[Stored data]

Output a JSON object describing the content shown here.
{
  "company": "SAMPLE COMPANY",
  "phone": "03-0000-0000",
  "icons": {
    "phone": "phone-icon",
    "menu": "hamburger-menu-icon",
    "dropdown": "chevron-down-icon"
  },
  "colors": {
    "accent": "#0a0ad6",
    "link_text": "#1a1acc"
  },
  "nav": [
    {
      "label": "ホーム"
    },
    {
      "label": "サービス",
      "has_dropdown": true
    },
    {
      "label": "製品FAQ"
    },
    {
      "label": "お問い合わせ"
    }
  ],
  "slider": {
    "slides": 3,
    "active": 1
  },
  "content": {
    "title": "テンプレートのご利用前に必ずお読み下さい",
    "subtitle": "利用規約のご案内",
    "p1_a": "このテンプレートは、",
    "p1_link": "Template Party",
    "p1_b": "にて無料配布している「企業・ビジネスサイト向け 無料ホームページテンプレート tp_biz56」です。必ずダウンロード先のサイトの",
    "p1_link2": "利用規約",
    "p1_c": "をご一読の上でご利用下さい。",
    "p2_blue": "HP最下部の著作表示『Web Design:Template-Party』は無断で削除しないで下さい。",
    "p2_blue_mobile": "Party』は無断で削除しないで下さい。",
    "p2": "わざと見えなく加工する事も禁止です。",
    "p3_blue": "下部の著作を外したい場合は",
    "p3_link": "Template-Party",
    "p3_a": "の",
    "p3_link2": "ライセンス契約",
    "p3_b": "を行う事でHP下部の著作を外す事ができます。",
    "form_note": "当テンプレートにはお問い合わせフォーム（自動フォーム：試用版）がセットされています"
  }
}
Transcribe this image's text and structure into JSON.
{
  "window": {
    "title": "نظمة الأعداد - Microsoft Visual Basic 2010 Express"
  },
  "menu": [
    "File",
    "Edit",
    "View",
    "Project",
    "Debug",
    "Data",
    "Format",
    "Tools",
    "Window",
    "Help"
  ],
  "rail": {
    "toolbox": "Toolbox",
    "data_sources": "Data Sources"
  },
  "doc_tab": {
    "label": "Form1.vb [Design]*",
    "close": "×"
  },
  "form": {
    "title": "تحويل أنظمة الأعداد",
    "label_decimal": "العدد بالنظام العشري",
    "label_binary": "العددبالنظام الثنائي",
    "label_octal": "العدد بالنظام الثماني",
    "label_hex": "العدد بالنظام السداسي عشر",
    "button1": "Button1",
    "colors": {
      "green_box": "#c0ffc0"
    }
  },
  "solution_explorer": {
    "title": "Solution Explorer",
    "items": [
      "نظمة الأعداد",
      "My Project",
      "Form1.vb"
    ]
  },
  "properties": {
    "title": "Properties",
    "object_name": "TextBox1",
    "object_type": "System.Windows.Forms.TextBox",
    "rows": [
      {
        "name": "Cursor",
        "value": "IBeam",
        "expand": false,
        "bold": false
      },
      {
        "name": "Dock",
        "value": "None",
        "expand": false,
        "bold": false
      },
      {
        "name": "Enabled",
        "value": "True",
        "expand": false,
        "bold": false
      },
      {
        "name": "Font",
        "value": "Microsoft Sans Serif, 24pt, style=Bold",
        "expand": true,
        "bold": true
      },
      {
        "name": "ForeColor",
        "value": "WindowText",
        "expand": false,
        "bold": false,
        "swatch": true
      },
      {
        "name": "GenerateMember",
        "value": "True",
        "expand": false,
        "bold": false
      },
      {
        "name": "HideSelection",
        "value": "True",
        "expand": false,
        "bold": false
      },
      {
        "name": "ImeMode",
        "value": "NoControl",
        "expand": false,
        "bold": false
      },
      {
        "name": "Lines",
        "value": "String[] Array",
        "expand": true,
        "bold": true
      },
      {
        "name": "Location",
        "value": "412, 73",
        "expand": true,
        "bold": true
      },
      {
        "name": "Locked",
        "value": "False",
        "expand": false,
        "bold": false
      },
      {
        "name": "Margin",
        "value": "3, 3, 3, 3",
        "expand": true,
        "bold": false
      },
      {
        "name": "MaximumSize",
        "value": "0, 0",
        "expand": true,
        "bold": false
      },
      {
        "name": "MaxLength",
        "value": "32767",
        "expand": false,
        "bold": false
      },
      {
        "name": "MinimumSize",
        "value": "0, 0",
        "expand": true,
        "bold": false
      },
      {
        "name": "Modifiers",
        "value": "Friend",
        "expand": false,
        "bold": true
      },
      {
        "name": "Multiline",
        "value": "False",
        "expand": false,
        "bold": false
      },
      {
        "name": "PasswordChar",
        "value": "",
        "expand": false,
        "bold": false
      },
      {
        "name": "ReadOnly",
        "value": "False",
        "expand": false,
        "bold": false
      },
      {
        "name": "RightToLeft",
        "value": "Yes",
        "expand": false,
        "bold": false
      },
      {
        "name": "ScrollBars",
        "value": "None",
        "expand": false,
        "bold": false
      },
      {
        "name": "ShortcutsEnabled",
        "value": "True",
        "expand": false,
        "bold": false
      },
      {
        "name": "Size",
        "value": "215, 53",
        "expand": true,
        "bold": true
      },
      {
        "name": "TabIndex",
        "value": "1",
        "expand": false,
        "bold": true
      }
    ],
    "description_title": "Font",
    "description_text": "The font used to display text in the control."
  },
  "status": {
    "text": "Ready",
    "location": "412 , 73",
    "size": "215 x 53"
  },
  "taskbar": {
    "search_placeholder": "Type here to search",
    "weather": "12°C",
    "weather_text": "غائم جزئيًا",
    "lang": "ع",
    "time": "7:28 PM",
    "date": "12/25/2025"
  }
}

What this task involves
State how many lines include the string "Template", and nothing more.

Task answer
3